━━━━━ GIVEN RECORDS ━━━━━
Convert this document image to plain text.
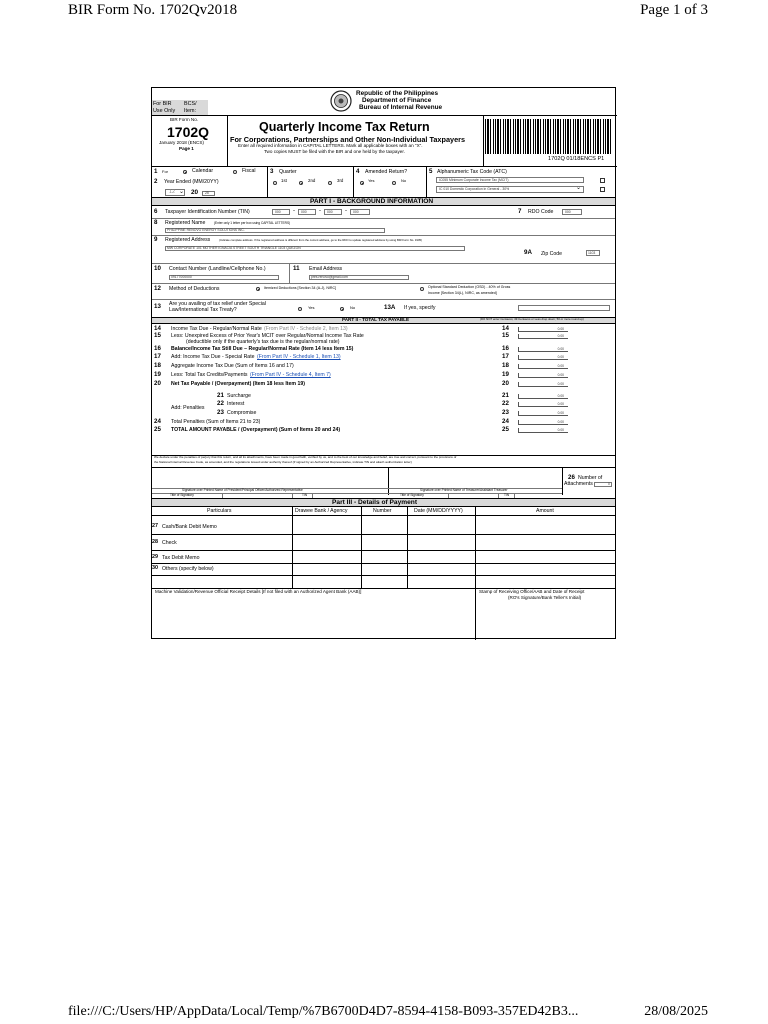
BIR Form No. 1702Qv2018	Page 1 of 3
file:///C:/Users/HP/AppData/Local/Temp/%7B6700D4D7-8594-4158-B093-357ED42B3...	28/08/2025
Republic of the Philippines
Department of Finance
Bureau of Internal Revenue
For BIR
Use Only
BCS/
Item:
BIR Form No.
1702Q
January 2018 (ENCS)
Page 1
Quarterly Income Tax Return
For Corporations, Partnerships and Other Non-Individual Taxpayers
Enter all required information in CAPITAL LETTERS. Mark all applicable boxes with an "X".
Two copies MUST be filed with the BIR and one held by the taxpayer.
1702Q 01/18ENCS P1
1 For	Calendar	Fiscal
2 Year Ended (MM/20YY)
12 ⌄ 20 25
3 Quarter
1st	2nd	3rd
4 Amended Return?
Yes	No
5 Alphanumeric Tax Code (ATC)
IC055 Minimum Corporate Income Tax (MCIT)
IC 010 Domestic Corporation in General - 30%	⌄
PART I - BACKGROUND INFORMATION
6 Taxpayer Identification Number (TIN)	000 - 000 - 000 - 000	7 RDO Code	000
8 Registered Name	(Enter only 1 letter per box using CAPITAL LETTERS)
PHILIPPINE RENOVO ENERGY SOLUTIONS INC.
9 Registered Address	(Indicate complete address. If the registered address is different from the current address, go to the RDO to update registered address by using BIR Form No. 1905)
MW CORPORATE 101 MOTHER IGNACIA STREET SOUTH TRIANGLE 1103 QUEZON
9A Zip Code	1103
10 Contact Number (Landline/Cellphone No.)
09177000000
11 Email Address
pres.renovo@gmail.com
12 Method of Deductions	Itemized Deductions [Section 34 (A-J), NIRC]	Optional Standard Deduction (OSD) - 40% of Gross
Income [Section 34(L), NIRC, as amended]
13 Are you availing of tax relief under Special
Law/International Tax Treaty?	Yes	No	13A If yes, specify
PART II - TOTAL TAX PAYABLE	(DO NOT enter Centavos; 49 Centavos or Less drop down; 50 or more round up)
14 Income Tax Due - Regular/Normal Rate (From Part IV - Schedule 2, Item 13)	14	0.00
15 Less: Unexpired Excess of Prior Year's MCIT over Regular/Normal Income Tax Rate
(deductible only if the quarterly's tax due is the regular/normal rate)
15	0.00
16 Balance/Income Tax Still Due – Regular/Normal Rate (Item 14 less Item 15)	16	0.00
17 Add: Income Tax Due - Special Rate (From Part IV - Schedule 1, Item 13)	17	0.00
18 Aggregate Income Tax Due (Sum of Items 16 and 17)	18	0.00
19 Less: Total Tax Credits/Payments (From Part IV - Schedule 4, Item 7)	19	0.00
20 Net Tax Payable / (Overpayment) (Item 18 less Item 19)	20	0.00
21 Surcharge	21	0.00
22 Interest	22	0.00
23 Compromise	23	0.00
24 Total Penalties (Sum of Items 21 to 23)	24	0.00
25 TOTAL AMOUNT PAYABLE / (Overpayment) (Sum of Items 20 and 24)	25	0.00
Add: Penalties
We declare under the penalties of perjury that this return, and all its attachments, have been made in good faith, verified by us, and to the best of our knowledge and belief, are true and correct, pursuant to the provisions of
the National Internal Revenue Code, as amended, and the regulations issued under authority thereof (If signed by an Authorized Representative, indicate TIN and attach authorization letter)
26 Number of
Attachments	0
Signature over Printed Name of President/Principal Officer/Authorized Representative	Signature over Printed Name of Treasurer/Assistant Treasurer
Title of Signatory	TIN	Title of Signatory	TIN
Part III - Details of Payment
Particulars	Drawee Bank / Agency	Number	Date (MM/DD/YYYY)	Amount
27 Cash/Bank Debit Memo
28 Check
29 Tax Debit Memo
30 Others (specify below)
Machine Validation/Revenue Official Receipt Details [If not filed with an Authorized Agent Bank (AAB)]	Stamp of Receiving Office/AAB and Date of Receipt
(RO's Signature/Bank Teller's Initial)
━━━━━
### EXERCISE
Pictures stay out; reproduce every line of the records exactly.

### EXERCISE RESPONSE
Convert this document image to plain text.
BIR Form No. 1702Qv2018	Page 1 of 3
file:///C:/Users/HP/AppData/Local/Temp/%7B6700D4D7-8594-4158-B093-357ED42B3...	28/08/2025
Republic of the Philippines
Department of Finance
Bureau of Internal Revenue
For BIR
Use Only
BCS/
Item:
BIR Form No.
1702Q
January 2018 (ENCS)
Page 1
Quarterly Income Tax Return
For Corporations, Partnerships and Other Non-Individual Taxpayers
Enter all required information in CAPITAL LETTERS. Mark all applicable boxes with an "X".
Two copies MUST be filed with the BIR and one held by the taxpayer.
1702Q 01/18ENCS P1
1 For	Calendar	Fiscal
2 Year Ended (MM/20YY)
12 ⌄ 20 25
3 Quarter
1st	2nd	3rd
4 Amended Return?
Yes	No
5 Alphanumeric Tax Code (ATC)
IC055 Minimum Corporate Income Tax (MCIT)
IC 010 Domestic Corporation in General - 30%	⌄
PART I - BACKGROUND INFORMATION
6 Taxpayer Identification Number (TIN)	000 - 000 - 000 - 000	7 RDO Code	000
8 Registered Name	(Enter only 1 letter per box using CAPITAL LETTERS)
PHILIPPINE RENOVO ENERGY SOLUTIONS INC.
9 Registered Address	(Indicate complete address. If the registered address is different from the current address, go to the RDO to update registered address by using BIR Form No. 1905)
MW CORPORATE 101 MOTHER IGNACIA STREET SOUTH TRIANGLE 1103 QUEZON
9A Zip Code	1103
10 Contact Number (Landline/Cellphone No.)
09177000000
11 Email Address
pres.renovo@gmail.com
12 Method of Deductions	Itemized Deductions [Section 34 (A-J), NIRC]	Optional Standard Deduction (OSD) - 40% of Gross
Income [Section 34(L), NIRC, as amended]
13 Are you availing of tax relief under Special
Law/International Tax Treaty?	Yes	No	13A If yes, specify
PART II - TOTAL TAX PAYABLE	(DO NOT enter Centavos; 49 Centavos or Less drop down; 50 or more round up)
14 Income Tax Due - Regular/Normal Rate (From Part IV - Schedule 2, Item 13)	14	0.00
15 Less: Unexpired Excess of Prior Year's MCIT over Regular/Normal Income Tax Rate
(deductible only if the quarterly's tax due is the regular/normal rate)
15	0.00
16 Balance/Income Tax Still Due – Regular/Normal Rate (Item 14 less Item 15)	16	0.00
17 Add: Income Tax Due - Special Rate (From Part IV - Schedule 1, Item 13)	17	0.00
18 Aggregate Income Tax Due (Sum of Items 16 and 17)	18	0.00
19 Less: Total Tax Credits/Payments (From Part IV - Schedule 4, Item 7)	19	0.00
20 Net Tax Payable / (Overpayment) (Item 18 less Item 19)	20	0.00
21 Surcharge	21	0.00
22 Interest	22	0.00
23 Compromise	23	0.00
24 Total Penalties (Sum of Items 21 to 23)	24	0.00
25 TOTAL AMOUNT PAYABLE / (Overpayment) (Sum of Items 20 and 24)	25	0.00
Add: Penalties
We declare under the penalties of perjury that this return, and all its attachments, have been made in good faith, verified by us, and to the best of our knowledge and belief, are true and correct, pursuant to the provisions of
the National Internal Revenue Code, as amended, and the regulations issued under authority thereof (If signed by an Authorized Representative, indicate TIN and attach authorization letter)
26 Number of
Attachments	0
Signature over Printed Name of President/Principal Officer/Authorized Representative	Signature over Printed Name of Treasurer/Assistant Treasurer
Title of Signatory	TIN	Title of Signatory	TIN
Part III - Details of Payment
Particulars	Drawee Bank / Agency	Number	Date (MM/DD/YYYY)	Amount
27 Cash/Bank Debit Memo
28 Check
29 Tax Debit Memo
30 Others (specify below)
Machine Validation/Revenue Official Receipt Details [If not filed with an Authorized Agent Bank (AAB)]	Stamp of Receiving Office/AAB and Date of Receipt
(RO's Signature/Bank Teller's Initial)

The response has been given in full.